→ **TASK INSTRUCTIONS**: Pull every "motorisés" line out of the data below.

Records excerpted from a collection
········
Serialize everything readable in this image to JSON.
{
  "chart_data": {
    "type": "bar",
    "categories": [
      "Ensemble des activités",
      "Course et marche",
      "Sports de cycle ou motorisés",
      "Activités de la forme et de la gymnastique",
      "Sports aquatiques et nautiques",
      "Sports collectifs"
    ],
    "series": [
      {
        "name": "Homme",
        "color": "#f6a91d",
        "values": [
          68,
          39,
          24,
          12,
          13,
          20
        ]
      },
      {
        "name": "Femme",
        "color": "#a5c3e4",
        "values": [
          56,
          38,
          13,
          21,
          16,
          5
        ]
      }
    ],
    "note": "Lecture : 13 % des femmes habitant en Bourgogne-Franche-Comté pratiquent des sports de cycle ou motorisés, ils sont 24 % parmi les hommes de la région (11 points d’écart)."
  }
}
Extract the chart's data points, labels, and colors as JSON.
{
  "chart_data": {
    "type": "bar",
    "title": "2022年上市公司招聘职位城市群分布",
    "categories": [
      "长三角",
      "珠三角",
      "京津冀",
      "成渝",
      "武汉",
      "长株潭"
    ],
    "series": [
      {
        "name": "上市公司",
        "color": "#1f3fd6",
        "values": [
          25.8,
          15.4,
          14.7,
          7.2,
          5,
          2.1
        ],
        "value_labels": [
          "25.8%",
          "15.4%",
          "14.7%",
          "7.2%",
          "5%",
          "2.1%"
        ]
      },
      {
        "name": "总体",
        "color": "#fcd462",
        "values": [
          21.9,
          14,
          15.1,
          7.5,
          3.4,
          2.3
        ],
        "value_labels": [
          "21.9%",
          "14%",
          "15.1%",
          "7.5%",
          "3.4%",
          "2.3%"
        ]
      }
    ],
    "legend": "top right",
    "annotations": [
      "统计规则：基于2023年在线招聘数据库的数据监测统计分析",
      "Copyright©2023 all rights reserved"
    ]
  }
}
········
→ **RESPONSE BELOW**:
      "Sports de cycle ou motorisés",
    "note": "Lecture : 13 % des femmes habitant en Bourgogne-Franche-Comté pratiquent des sports de cycle ou motorisés, ils sont 24 % parmi les hommes de la région (11 points d’écart)."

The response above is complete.